4. Ciò premesso va rilevato che nel caso in esame, nel quale i due titoli cautelari sono stati emessi in procedimenti diversi, il percorso giustificativo del provvedimento impugnato riconosce la sussistenza dei presupposti richiesti per operare la retrodatazione della seconda misura cautelare, per l'ammissione implicita del vincolo di connessione qualificata tra i reati rispettivamente contestati con le due ordinanze e per quella esplicita della desumibilità dei fatti di cui al secondo titolo dagli atti sui quali si era fondato il primo, tutti già acquisiti persino in un momento antecedente alla prima ordinanza, basati soprattutto sulle dichiarazioni di Giovanni C. e Ciro C., oltre a captazioni ambientali e dichiarazioni delle parti offese, certamente nella disponibilità della Procura della Repubblica prima del rinvio a giudizio nel procedimento relativo alla prima ordinanza.

Non è dunque significativo che gli elementi indiziari fossero presenti o meno in tale procedimento al momento di emissione della prima misura, ma rileva che fossero stati acquisiti prima del decreto che ha disposto il giudizio immediato di modo che la stessa Procura della Repubblica avrebbe potuto tenerne conto ai fini di richiedere l'emissione di unico titolo cautelare.

◆ ◆ ◆ ◆ ◆

**Indicazione 1:** Elenca le fonti su cui si basavano gli atti già acquisiti, secondo il brano sulla retrodatazione della misura cautelare.
**Indicazione 2:** Riprendi il brano sulla retrodatazione della misura cautelare e scrivi il seguito, partendo subito dopo la sua ultima frase.

◆ ◆ ◆ ◆ ◆

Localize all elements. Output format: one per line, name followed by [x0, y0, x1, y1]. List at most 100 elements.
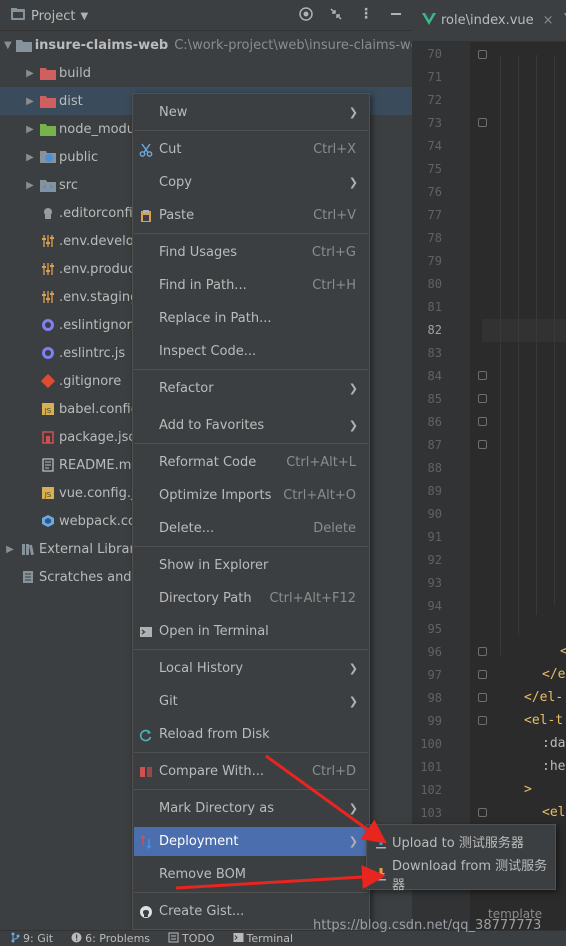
fold-marker-icon[interactable] — [478, 440, 487, 449]
chevron-right-icon[interactable]: ▶ — [24, 180, 36, 191]
tree-item-label: .eslintrc.js — [59, 345, 126, 361]
menu-item-remove-bom[interactable]: Remove BOM — [134, 860, 368, 889]
menu-item-label: Directory Path — [159, 591, 252, 606]
tab-second[interactable] — [554, 12, 566, 29]
upload-icon — [374, 835, 388, 849]
menu-item-replace-in-path[interactable]: Replace in Path... — [134, 304, 368, 333]
fold-marker-icon[interactable] — [478, 394, 487, 403]
close-icon[interactable]: × — [543, 13, 554, 28]
menu-item-refactor[interactable]: Refactor ❯ — [134, 374, 368, 403]
menu-item-open-in-terminal[interactable]: Open in Terminal — [134, 617, 368, 646]
chevron-right-icon: ❯ — [348, 106, 358, 119]
menu-item-find-in-path[interactable]: Find in Path... Ctrl+H — [134, 271, 368, 300]
menu-separator — [134, 752, 368, 753]
code-line-99: <el-t — [524, 713, 564, 728]
code-attr: :da — [542, 736, 566, 751]
download-menu-item[interactable]: Download from 测试服务器 — [368, 858, 554, 893]
code-line-102: > — [524, 782, 532, 797]
menu-item-git[interactable]: Git ❯ — [134, 687, 368, 716]
menu-item-delete[interactable]: Delete... Delete — [134, 514, 368, 543]
menu-item-local-history[interactable]: Local History ❯ — [134, 654, 368, 683]
menu-separator — [134, 546, 368, 547]
menu-item-compare-with[interactable]: Compare With... Ctrl+D — [134, 757, 368, 786]
folder-source-icon — [40, 177, 56, 193]
chevron-down-icon[interactable]: ▼ — [4, 40, 12, 51]
menu-item-inspect-code[interactable]: Inspect Code... — [134, 337, 368, 366]
menu-item-optimize-imports[interactable]: Optimize Imports Ctrl+Alt+O — [134, 481, 368, 510]
chevron-right-icon[interactable]: ▶ — [24, 96, 36, 107]
collapse-all-icon[interactable] — [328, 6, 344, 22]
tree-item-root[interactable]: ▼ insure-claims-web C:\work-project\web\… — [0, 31, 412, 59]
upload-menu-item[interactable]: Upload to 测试服务器 — [368, 826, 554, 857]
menu-item-label: Deployment — [159, 834, 239, 849]
chevron-right-icon: ❯ — [348, 695, 358, 708]
folder-web-icon — [40, 149, 56, 165]
line-number: 79 — [427, 254, 442, 268]
chevron-right-icon[interactable]: ▶ — [4, 544, 16, 555]
git-file-icon — [40, 373, 56, 389]
menu-item-show-in-explorer[interactable]: Show in Explorer — [134, 551, 368, 580]
menu-item-cut[interactable]: Cut Ctrl+X — [134, 135, 368, 164]
webpack-icon — [40, 513, 56, 529]
eslint-icon — [40, 317, 56, 333]
menu-item-copy[interactable]: Copy ❯ — [134, 168, 368, 197]
minimize-icon[interactable] — [388, 6, 404, 22]
tree-item-label: vue.config.js — [59, 485, 142, 501]
menu-separator — [134, 443, 368, 444]
line-number: 103 — [420, 806, 442, 820]
menu-item-find-usages[interactable]: Find Usages Ctrl+G — [134, 238, 368, 267]
status-git-label: 9: Git — [23, 932, 54, 945]
menu-item-deployment[interactable]: Deployment ❯ — [134, 827, 368, 856]
tab-role-index-vue[interactable]: role\index.vue × — [412, 12, 554, 29]
svg-text:JS: JS — [44, 407, 52, 415]
menu-item-label: Local History — [159, 661, 244, 676]
status-problems-label: 6: Problems — [85, 932, 151, 945]
fold-marker-icon[interactable] — [478, 716, 487, 725]
library-icon — [20, 541, 36, 557]
line-number: 88 — [427, 461, 442, 475]
menu-item-add-to-favorites[interactable]: Add to Favorites ❯ — [134, 411, 368, 440]
upload-label: Upload to 测试服务器 — [392, 836, 524, 851]
tree-item-build[interactable]: ▶ build — [0, 59, 412, 87]
indent-guide — [536, 55, 537, 615]
editor-tab-bar: role\index.vue × — [412, 0, 566, 42]
project-view-selector[interactable]: Project ▼ — [10, 7, 88, 25]
status-terminal-button[interactable]: Terminal — [233, 932, 293, 946]
menu-item-new[interactable]: New ❯ — [134, 98, 368, 127]
fold-marker-icon[interactable] — [478, 693, 487, 702]
fold-marker-icon[interactable] — [478, 647, 487, 656]
fold-marker-icon[interactable] — [478, 118, 487, 127]
more-options-icon[interactable]: ⋮ — [358, 6, 374, 22]
status-git-button[interactable]: 9: Git — [10, 932, 53, 946]
code-line-103: <el — [542, 805, 566, 820]
fold-marker-icon[interactable] — [478, 808, 487, 817]
status-problems-button[interactable]: 6: Problems — [71, 932, 150, 946]
line-number: 102 — [420, 783, 442, 797]
fold-marker-icon[interactable] — [478, 371, 487, 380]
line-number: 80 — [427, 277, 442, 291]
fold-marker-icon[interactable] — [478, 417, 487, 426]
status-todo-button[interactable]: TODO — [168, 932, 215, 946]
menu-item-reload-from-disk[interactable]: Reload from Disk — [134, 720, 368, 749]
line-number: 97 — [427, 668, 442, 682]
menu-item-directory-path[interactable]: Directory Path Ctrl+Alt+F12 — [134, 584, 368, 613]
settings-file-icon — [40, 289, 56, 305]
fold-marker-icon[interactable] — [478, 50, 487, 59]
menu-item-label: Delete... — [159, 521, 215, 536]
indent-guide — [554, 55, 555, 605]
line-number: 70 — [427, 47, 442, 61]
line-number: 90 — [427, 507, 442, 521]
indent-guide — [518, 55, 519, 635]
menu-item-paste[interactable]: Paste Ctrl+V — [134, 201, 368, 230]
chevron-right-icon[interactable]: ▶ — [24, 124, 36, 135]
chevron-right-icon[interactable]: ▶ — [24, 68, 36, 79]
menu-separator — [134, 130, 368, 131]
chevron-right-icon[interactable]: ▶ — [24, 152, 36, 163]
tree-item-label: .env.staging — [59, 289, 139, 305]
menu-item-mark-directory-as[interactable]: Mark Directory as ❯ — [134, 794, 368, 823]
menu-item-reformat-code[interactable]: Reformat Code Ctrl+Alt+L — [134, 448, 368, 477]
fold-marker-icon[interactable] — [478, 670, 487, 679]
locate-icon[interactable] — [298, 6, 314, 22]
line-number: 96 — [427, 645, 442, 659]
line-number: 72 — [427, 93, 442, 107]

◆ ◆ ◆ ◆ ◆

**Risultato atteso 1:**
- dichiarazioni di Giovanni C. e Ciro C.
- captazioni ambientali
- dichiarazioni delle parti offese

**Risultato atteso 2:**
Se dunque si ritengono sussistenti, come si è verificato nel caso di specie, i presupposti di operatività del meccanismo di retrodatazione della decorrenza della seconda misura cautelare dall'esecuzione del primo provvedimento, emesso in data 22 marzo 2011, allora deve anche verificarsi da quando, in base alla suddetta ordinanza l'imputato è stato sottoposto ininterrottamente a custodia in carcere sino alla pronuncia del decreto di giudizio immediato nello stesso secondo procedimento, ossia sino al 2 agosto 2012, e se dunque sia stato superato il periodo ininterrotto di un anno, che costituisce il limite di durata previsto per la fase delle indagini preliminari.

5. La correttezza di tale conclusione, del resto, trova conferma anche negli ulteriori ripetuti interventi della Corte costituzionale, più volte chiamata a pronunciarsi sul tema, al fine di risolvere le questioni di legittimità costituzionale sollevate in ordine alla corretta definizione dei canoni interpretativi e alla compatibilità costituzionale della disciplina in questione.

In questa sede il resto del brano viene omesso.